• [DIRECTIVE]: Pictures aside, write out every record exactly as it appears.

+++

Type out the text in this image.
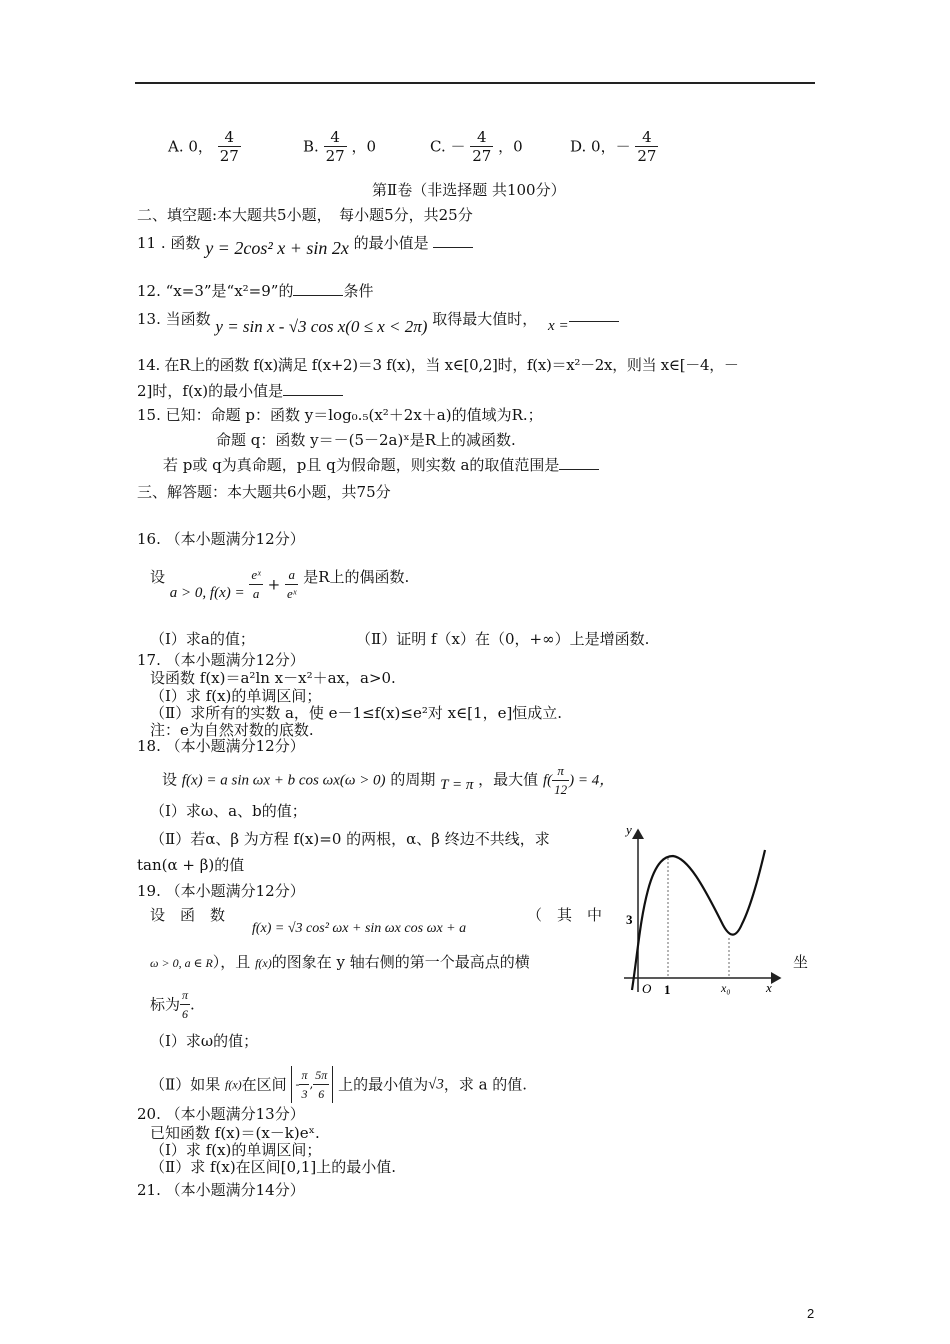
A. 0， $\frac{4}{27}$	B. $\frac{4}{27}$ ，0	C. － $\frac{4}{27}$ ，0	D. 0，－ $\frac{4}{27}$
第Ⅱ卷（非选择题 共100分）
二、填空题:本大题共5小题，　每小题5分，共25分
11 . 函数 y = 2cos² x + sin 2x 的最小值是
12. “x=3”是“x²=9”的	条件
13. 当函数 y = sin x - √3 cos x(0 ≤ x < 2π) 取得最大值时， x =
14. 在R上的函数 f(x)满足 f(x+2)＝3 f(x)，当 x∈[0,2]时，f(x)＝x²－2x，则当 x∈[－4，－
2]时，f(x)的最小值是
15. 已知：命题 p：函数 y＝log₀.₅(x²＋2x＋a)的值域为R.；
命题 q：函数 y＝－(5－2a)ˣ是R上的减函数.
若 p或 q为真命题，p且 q为假命题，则实数 a的取值范围是
三、解答题：本大题共6小题，共75分
16. （本小题满分12分）
设 a > 0, $f(x) = \frac{\text{eˣ}}{a} + \frac{a}{\text{eˣ}}$ 是R上的偶函数.
（Ⅰ）求a的值；	（Ⅱ）证明 f（x）在（0，+∞）上是增函数.
17. （本小题满分12分）
设函数 f(x)＝a²ln x－x²＋ax，a>0.
（Ⅰ）求 f(x)的单调区间；
（Ⅱ）求所有的实数 a，使 e－1≤f(x)≤e²对 x∈[1，e]恒成立.
注：e为自然对数的底数.
18. （本小题满分12分）
设 f(x) = a sin ωx + b cos ωx(ω > 0) 的周期 T = π ，最大值 $f( \frac{\pi}{12}$ ) = 4，
（Ⅰ）求ω、a、b的值；
（Ⅱ）若α、β 为方程 f(x)=0 的两根，α、β 终边不共线，求
tan(α + β)的值
19. （本小题满分12分）
设　函　数
f(x) = √3 cos² ωx + sin ωx cos ωx + a
（　其　中
ω > 0, a ∈ R），且 f(x)的图象在 y 轴右侧的第一个最高点的横	坐
标为 $\frac{\pi}{6}$ .
（Ⅰ）求ω的值；
（Ⅱ）如果 f(x)在区间 - $\frac{\pi}{3}$ , $\frac{5\pi}{6}$ 上的最小值为√3，求 a 的值.
y
3
O 1	x₀	x
20. （本小题满分13分）
已知函数 f(x)＝(x－k)eˣ.
（Ⅰ）求 f(x)的单调区间；
（Ⅱ）求 f(x)在区间[0,1]上的最小值.
21. （本小题满分14分）
2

+++

• [RESPONSE FOR THIS EXERCISE]:
Type out the text in this image.
A. 0， $\frac{4}{27}$	B. $\frac{4}{27}$ ，0	C. － $\frac{4}{27}$ ，0	D. 0，－ $\frac{4}{27}$
第Ⅱ卷（非选择题 共100分）
二、填空题:本大题共5小题，　每小题5分，共25分
11 . 函数 y = 2cos² x + sin 2x 的最小值是
12. “x=3”是“x²=9”的	条件
13. 当函数 y = sin x - √3 cos x(0 ≤ x < 2π) 取得最大值时， x =
14. 在R上的函数 f(x)满足 f(x+2)＝3 f(x)，当 x∈[0,2]时，f(x)＝x²－2x，则当 x∈[－4，－
2]时，f(x)的最小值是
15. 已知：命题 p：函数 y＝log₀.₅(x²＋2x＋a)的值域为R.；
命题 q：函数 y＝－(5－2a)ˣ是R上的减函数.
若 p或 q为真命题，p且 q为假命题，则实数 a的取值范围是
三、解答题：本大题共6小题，共75分
16. （本小题满分12分）
设 a > 0, $f(x) = \frac{\text{eˣ}}{a} + \frac{a}{\text{eˣ}}$ 是R上的偶函数.
（Ⅰ）求a的值；	（Ⅱ）证明 f（x）在（0，+∞）上是增函数.
17. （本小题满分12分）
设函数 f(x)＝a²ln x－x²＋ax，a>0.
（Ⅰ）求 f(x)的单调区间；
（Ⅱ）求所有的实数 a，使 e－1≤f(x)≤e²对 x∈[1，e]恒成立.
注：e为自然对数的底数.
18. （本小题满分12分）
设 f(x) = a sin ωx + b cos ωx(ω > 0) 的周期 T = π ，最大值 $f( \frac{\pi}{12}$ ) = 4，
（Ⅰ）求ω、a、b的值；
（Ⅱ）若α、β 为方程 f(x)=0 的两根，α、β 终边不共线，求
tan(α + β)的值
19. （本小题满分12分）
设　函　数
f(x) = √3 cos² ωx + sin ωx cos ωx + a
（　其　中
ω > 0, a ∈ R），且 f(x)的图象在 y 轴右侧的第一个最高点的横	坐
标为 $\frac{\pi}{6}$ .
（Ⅰ）求ω的值；
（Ⅱ）如果 f(x)在区间 - $\frac{\pi}{3}$ , $\frac{5\pi}{6}$ 上的最小值为√3，求 a 的值.
y
3
O 1	x₀	x
20. （本小题满分13分）
已知函数 f(x)＝(x－k)eˣ.
（Ⅰ）求 f(x)的单调区间；
（Ⅱ）求 f(x)在区间[0,1]上的最小值.
21. （本小题满分14分）
2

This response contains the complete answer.